Tally how many lines of these entries hold the string "ffffff". Return the number alone.

(Extracts from a graphics dataset)
* * * * * * * * *

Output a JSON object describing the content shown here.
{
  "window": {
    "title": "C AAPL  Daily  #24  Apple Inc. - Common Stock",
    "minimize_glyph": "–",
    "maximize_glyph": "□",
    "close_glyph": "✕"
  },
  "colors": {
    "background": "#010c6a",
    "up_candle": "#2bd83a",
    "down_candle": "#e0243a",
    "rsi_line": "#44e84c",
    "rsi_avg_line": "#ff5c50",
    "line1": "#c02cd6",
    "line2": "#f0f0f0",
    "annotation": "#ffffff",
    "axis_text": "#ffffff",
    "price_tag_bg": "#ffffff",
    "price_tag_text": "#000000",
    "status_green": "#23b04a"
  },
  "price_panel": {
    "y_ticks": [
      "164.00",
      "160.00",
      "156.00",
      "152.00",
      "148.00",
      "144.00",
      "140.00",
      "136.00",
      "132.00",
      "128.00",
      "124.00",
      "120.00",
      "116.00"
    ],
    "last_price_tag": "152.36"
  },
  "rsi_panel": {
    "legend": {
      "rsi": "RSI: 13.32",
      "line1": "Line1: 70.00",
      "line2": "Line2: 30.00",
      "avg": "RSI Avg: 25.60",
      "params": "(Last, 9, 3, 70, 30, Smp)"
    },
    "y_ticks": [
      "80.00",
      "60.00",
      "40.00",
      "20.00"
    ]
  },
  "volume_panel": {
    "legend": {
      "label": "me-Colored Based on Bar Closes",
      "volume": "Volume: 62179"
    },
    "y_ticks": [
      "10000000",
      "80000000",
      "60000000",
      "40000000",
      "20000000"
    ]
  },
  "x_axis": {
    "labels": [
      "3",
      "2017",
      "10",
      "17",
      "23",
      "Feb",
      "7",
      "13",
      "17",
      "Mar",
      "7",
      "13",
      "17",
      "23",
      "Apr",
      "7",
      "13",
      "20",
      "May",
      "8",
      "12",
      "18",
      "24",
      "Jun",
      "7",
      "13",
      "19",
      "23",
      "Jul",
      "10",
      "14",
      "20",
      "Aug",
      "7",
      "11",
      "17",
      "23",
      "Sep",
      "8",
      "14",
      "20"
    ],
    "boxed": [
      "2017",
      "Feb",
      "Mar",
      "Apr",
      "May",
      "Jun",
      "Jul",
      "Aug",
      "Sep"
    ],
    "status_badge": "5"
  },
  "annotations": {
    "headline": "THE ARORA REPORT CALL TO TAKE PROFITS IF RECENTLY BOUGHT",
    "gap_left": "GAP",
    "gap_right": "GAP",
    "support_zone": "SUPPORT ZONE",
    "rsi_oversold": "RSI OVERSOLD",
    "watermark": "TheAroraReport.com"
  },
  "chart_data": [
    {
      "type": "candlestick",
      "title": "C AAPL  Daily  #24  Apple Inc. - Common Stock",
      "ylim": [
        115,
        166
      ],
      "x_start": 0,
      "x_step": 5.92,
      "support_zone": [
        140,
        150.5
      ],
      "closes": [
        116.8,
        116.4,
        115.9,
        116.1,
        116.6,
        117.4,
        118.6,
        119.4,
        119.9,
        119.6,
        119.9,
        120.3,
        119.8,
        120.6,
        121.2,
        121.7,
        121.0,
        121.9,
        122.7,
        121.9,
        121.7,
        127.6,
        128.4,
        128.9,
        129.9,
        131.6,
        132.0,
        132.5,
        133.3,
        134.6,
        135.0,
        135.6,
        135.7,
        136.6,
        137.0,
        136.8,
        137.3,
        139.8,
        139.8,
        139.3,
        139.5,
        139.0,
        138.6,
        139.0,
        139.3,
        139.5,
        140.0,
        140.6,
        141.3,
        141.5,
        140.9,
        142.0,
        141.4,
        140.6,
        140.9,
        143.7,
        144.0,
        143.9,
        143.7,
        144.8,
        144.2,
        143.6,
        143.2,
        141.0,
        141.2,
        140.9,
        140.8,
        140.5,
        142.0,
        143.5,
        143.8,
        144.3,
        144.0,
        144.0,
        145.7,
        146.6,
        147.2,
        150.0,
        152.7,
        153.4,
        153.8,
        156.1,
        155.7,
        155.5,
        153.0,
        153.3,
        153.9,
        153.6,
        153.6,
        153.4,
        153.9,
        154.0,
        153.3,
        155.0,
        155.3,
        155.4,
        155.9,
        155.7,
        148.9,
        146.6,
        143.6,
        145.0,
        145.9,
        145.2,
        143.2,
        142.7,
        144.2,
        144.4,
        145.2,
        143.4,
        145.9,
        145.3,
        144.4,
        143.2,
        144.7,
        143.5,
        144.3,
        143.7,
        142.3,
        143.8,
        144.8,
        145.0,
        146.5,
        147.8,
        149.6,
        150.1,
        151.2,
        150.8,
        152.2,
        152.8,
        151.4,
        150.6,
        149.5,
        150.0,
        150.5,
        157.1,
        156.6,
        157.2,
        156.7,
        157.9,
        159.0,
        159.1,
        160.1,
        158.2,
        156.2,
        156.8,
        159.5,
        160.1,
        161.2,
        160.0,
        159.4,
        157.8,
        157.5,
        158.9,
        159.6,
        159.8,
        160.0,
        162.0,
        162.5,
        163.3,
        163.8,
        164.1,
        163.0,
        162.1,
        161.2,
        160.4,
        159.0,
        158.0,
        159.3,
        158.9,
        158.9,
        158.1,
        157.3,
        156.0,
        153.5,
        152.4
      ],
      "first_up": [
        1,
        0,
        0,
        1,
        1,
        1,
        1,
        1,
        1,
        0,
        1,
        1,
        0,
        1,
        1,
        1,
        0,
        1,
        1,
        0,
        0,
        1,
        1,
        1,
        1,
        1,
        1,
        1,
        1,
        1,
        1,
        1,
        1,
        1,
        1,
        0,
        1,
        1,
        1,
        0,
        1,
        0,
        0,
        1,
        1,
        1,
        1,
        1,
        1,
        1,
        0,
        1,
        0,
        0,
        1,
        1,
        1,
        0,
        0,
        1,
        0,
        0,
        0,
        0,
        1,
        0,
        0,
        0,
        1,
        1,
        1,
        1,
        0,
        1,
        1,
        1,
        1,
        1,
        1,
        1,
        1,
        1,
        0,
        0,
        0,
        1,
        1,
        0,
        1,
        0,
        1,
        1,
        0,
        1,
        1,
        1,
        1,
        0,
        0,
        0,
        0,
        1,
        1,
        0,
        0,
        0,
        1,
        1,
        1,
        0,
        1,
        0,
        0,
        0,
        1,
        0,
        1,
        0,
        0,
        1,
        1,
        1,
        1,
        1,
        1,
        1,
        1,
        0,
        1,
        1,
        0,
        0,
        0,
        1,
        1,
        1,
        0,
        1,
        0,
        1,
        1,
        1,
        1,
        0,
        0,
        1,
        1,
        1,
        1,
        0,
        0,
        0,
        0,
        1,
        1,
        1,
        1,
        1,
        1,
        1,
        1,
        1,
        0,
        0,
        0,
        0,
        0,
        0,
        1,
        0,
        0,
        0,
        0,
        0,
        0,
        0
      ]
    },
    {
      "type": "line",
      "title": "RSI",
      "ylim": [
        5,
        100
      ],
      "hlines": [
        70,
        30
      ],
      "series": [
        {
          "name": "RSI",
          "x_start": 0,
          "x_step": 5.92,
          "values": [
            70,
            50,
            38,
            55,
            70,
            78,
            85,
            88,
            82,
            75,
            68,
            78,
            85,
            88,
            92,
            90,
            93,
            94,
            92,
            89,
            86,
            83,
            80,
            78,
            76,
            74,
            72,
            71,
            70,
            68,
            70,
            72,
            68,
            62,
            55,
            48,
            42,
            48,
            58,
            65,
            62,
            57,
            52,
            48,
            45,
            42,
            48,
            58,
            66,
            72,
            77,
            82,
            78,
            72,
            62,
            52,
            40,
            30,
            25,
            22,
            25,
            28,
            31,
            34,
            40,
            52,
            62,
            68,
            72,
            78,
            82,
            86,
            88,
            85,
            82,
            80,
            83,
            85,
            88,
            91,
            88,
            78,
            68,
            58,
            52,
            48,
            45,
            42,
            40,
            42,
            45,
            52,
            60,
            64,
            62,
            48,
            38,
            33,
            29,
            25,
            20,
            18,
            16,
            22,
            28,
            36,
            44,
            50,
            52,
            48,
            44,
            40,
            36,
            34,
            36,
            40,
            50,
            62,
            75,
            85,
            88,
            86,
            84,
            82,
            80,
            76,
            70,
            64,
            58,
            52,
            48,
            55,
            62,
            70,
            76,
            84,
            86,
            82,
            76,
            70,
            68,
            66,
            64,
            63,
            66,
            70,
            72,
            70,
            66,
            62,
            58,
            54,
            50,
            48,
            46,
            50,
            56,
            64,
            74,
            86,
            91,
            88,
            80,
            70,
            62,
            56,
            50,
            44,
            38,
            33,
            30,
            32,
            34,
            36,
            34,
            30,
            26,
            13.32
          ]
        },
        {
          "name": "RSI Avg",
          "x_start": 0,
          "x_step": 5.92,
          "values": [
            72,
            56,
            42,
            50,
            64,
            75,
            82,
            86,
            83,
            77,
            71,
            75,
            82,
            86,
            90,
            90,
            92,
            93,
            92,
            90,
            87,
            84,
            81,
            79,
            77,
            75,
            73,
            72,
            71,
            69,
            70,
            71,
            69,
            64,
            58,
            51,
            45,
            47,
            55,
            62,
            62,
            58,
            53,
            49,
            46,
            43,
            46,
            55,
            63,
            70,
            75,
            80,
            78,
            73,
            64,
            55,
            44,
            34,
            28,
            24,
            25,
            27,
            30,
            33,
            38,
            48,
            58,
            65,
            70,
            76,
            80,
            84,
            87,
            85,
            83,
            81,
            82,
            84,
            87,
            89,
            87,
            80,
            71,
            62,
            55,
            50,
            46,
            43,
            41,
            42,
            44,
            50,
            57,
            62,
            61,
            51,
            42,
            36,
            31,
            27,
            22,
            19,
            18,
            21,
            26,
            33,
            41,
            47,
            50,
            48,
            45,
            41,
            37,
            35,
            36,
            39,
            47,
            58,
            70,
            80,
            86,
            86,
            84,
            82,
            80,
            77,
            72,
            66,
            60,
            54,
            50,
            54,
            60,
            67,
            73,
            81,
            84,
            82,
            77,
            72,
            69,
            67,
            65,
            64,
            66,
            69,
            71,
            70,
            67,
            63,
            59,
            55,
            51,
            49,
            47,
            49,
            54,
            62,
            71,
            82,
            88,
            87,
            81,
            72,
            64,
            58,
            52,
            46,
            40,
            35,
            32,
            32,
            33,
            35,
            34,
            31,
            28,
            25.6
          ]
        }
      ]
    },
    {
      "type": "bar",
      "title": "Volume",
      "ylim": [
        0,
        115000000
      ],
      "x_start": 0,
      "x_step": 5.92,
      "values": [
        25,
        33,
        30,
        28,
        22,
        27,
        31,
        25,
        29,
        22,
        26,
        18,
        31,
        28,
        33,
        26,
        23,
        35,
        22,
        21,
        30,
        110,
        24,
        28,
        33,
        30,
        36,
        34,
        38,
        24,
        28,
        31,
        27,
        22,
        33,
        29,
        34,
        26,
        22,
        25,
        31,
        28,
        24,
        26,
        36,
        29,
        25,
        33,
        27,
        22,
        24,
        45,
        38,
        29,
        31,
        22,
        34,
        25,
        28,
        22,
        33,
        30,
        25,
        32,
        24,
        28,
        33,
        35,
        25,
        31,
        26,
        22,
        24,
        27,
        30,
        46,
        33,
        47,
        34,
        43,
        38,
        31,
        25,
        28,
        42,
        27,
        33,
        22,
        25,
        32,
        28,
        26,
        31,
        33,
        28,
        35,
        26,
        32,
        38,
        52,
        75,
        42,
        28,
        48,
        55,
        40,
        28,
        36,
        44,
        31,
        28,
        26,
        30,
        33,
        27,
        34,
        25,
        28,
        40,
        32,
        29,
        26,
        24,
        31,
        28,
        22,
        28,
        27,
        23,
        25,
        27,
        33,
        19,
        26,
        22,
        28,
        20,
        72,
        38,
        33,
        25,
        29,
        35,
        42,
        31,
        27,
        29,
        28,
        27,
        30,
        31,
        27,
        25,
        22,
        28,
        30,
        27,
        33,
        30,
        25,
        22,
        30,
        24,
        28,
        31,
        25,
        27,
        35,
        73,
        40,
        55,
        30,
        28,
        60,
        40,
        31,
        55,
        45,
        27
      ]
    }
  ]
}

* * * * * * * * *

Exercise response: 3